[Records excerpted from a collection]
+--
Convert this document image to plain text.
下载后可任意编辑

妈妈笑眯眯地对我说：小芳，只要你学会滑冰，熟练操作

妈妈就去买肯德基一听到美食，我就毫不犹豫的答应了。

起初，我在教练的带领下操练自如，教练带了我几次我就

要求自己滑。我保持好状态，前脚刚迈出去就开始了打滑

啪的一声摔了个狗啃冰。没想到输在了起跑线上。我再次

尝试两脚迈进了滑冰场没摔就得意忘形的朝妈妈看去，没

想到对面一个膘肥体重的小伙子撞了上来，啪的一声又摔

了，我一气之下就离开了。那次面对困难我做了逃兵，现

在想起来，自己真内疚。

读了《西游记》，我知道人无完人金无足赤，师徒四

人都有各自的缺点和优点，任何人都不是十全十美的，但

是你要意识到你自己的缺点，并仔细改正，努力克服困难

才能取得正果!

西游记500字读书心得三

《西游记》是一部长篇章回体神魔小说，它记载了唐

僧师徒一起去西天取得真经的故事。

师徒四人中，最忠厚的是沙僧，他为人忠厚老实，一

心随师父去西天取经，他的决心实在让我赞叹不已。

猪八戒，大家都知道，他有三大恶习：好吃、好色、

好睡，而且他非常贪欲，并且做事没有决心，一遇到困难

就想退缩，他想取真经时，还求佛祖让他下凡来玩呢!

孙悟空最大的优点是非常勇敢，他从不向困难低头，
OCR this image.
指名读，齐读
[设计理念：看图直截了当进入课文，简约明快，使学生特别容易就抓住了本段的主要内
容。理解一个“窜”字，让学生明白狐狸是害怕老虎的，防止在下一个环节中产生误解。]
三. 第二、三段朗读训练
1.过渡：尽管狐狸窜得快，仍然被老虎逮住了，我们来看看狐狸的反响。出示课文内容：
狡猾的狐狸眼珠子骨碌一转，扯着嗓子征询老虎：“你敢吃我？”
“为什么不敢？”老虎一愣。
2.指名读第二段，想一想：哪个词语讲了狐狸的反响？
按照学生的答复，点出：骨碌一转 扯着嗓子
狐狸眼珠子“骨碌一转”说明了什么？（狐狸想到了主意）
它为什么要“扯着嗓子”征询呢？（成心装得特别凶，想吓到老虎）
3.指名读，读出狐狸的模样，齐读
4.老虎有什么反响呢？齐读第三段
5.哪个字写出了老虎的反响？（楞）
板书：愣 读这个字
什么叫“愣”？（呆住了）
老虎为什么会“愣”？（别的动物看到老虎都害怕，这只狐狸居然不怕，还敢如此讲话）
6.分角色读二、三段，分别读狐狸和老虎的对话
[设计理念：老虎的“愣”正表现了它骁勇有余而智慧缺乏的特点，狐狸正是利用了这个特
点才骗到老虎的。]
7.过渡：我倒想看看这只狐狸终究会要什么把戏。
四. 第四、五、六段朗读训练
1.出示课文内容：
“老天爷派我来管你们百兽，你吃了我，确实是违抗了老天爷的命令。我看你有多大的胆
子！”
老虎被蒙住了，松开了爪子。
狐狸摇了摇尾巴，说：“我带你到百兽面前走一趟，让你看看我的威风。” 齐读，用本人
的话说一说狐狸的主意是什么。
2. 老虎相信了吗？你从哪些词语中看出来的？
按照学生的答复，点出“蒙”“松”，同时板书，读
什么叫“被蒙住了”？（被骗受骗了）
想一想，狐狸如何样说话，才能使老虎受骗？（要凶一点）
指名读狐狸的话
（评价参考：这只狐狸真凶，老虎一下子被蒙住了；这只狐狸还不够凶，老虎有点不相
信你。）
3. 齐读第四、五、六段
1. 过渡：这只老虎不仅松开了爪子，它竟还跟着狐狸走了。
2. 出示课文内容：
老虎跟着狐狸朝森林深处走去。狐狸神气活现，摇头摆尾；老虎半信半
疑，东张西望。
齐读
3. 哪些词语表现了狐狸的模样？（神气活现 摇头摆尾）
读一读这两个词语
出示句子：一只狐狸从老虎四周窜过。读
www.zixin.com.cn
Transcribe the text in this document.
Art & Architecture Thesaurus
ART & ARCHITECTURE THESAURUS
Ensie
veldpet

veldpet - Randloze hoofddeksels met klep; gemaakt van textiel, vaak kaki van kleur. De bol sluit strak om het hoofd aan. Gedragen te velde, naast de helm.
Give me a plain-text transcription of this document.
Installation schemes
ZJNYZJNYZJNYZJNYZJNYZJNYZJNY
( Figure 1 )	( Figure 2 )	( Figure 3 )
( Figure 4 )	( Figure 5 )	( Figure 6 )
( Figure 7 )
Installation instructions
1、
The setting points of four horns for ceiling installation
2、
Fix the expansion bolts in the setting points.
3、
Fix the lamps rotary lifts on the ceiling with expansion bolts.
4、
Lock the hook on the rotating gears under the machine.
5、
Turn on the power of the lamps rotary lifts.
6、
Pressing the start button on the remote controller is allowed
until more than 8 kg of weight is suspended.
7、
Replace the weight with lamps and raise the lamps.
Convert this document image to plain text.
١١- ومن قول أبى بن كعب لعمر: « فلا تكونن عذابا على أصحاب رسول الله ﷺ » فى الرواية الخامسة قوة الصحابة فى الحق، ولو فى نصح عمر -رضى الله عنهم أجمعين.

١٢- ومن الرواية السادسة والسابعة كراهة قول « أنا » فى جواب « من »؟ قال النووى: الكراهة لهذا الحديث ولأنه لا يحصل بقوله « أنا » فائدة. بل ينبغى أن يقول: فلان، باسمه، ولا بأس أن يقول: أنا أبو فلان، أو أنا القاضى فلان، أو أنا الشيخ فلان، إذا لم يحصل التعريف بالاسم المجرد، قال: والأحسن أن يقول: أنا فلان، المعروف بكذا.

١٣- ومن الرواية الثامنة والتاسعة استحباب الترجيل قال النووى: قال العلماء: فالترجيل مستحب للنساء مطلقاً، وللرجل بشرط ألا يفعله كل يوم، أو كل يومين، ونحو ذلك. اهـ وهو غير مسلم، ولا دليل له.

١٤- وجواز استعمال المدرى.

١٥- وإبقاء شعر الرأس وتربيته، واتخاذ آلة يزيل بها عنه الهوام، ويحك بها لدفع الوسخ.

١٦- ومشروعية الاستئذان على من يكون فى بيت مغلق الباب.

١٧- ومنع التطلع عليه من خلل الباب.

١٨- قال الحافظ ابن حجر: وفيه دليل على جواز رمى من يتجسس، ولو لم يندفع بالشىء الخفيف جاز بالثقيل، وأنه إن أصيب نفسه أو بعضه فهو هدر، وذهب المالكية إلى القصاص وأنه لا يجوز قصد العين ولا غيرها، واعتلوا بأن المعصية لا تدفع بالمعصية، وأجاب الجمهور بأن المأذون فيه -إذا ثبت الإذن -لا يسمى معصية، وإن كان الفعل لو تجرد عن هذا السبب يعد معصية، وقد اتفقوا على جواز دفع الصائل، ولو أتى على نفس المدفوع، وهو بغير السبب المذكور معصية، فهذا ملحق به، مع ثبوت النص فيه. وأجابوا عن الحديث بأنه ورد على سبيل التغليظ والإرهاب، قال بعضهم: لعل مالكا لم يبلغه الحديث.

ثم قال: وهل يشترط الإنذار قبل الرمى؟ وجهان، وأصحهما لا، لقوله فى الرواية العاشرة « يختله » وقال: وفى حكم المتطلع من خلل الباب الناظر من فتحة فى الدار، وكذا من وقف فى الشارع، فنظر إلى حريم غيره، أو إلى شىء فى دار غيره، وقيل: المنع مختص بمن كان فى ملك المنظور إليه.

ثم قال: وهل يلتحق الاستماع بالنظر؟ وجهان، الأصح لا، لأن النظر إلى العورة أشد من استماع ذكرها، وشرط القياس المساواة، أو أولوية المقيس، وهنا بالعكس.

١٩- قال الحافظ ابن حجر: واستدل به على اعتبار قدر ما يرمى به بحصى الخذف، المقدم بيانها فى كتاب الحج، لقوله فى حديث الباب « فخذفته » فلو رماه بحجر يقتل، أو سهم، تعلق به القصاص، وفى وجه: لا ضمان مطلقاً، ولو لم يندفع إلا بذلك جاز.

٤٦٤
+--
◆ Aim of the exercise ◆
Copy every line in the entries above that has the string "按照学生的答复" in it.

◆ Right answer ◆
按照学生的答复，点出：骨碌一转 扯着嗓子
按照学生的答复，点出“蒙”“松”，同时板书，读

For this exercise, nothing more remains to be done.